**** Records for the exercise ****

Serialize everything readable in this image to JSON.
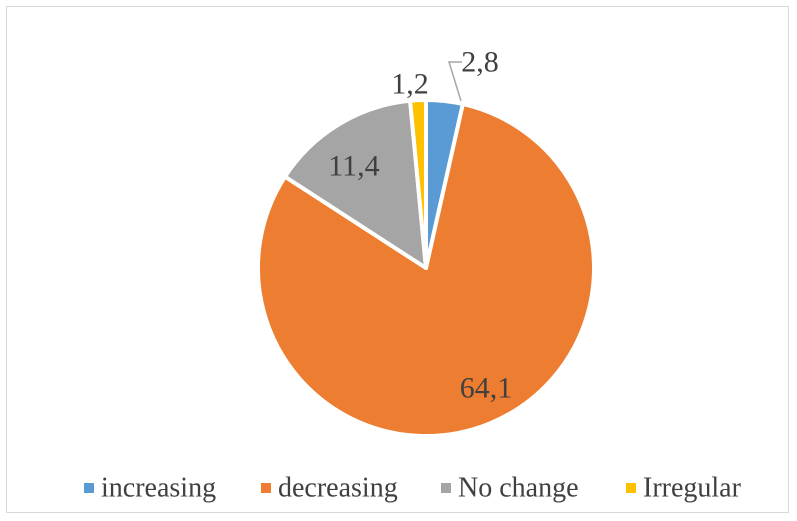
{
  "chart_data": {
    "type": "pie",
    "title": "",
    "slices": [
      {
        "name": "increasing",
        "value": 2.8,
        "label": "2,8",
        "color": "#5B9BD5"
      },
      {
        "name": "decreasing",
        "value": 64.1,
        "label": "64,1",
        "color": "#ED7D31"
      },
      {
        "name": "No change",
        "value": 11.4,
        "label": "11,4",
        "color": "#A5A5A5"
      },
      {
        "name": "Irregular",
        "value": 1.2,
        "label": "1,2",
        "color": "#FFC000"
      }
    ],
    "legend_position": "bottom",
    "start_angle": "12 o'clock",
    "direction": "clockwise"
  }
}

****

* [Given request]
Without the pictures, extract every entry verbatim.

* [Final result]
Serialize everything readable in this image to JSON.
{
  "chart_data": {
    "type": "pie",
    "title": "",
    "slices": [
      {
        "name": "increasing",
        "value": 2.8,
        "label": "2,8",
        "color": "#5B9BD5"
      },
      {
        "name": "decreasing",
        "value": 64.1,
        "label": "64,1",
        "color": "#ED7D31"
      },
      {
        "name": "No change",
        "value": 11.4,
        "label": "11,4",
        "color": "#A5A5A5"
      },
      {
        "name": "Irregular",
        "value": 1.2,
        "label": "1,2",
        "color": "#FFC000"
      }
    ],
    "legend_position": "bottom",
    "start_angle": "12 o'clock",
    "direction": "clockwise"
  }
}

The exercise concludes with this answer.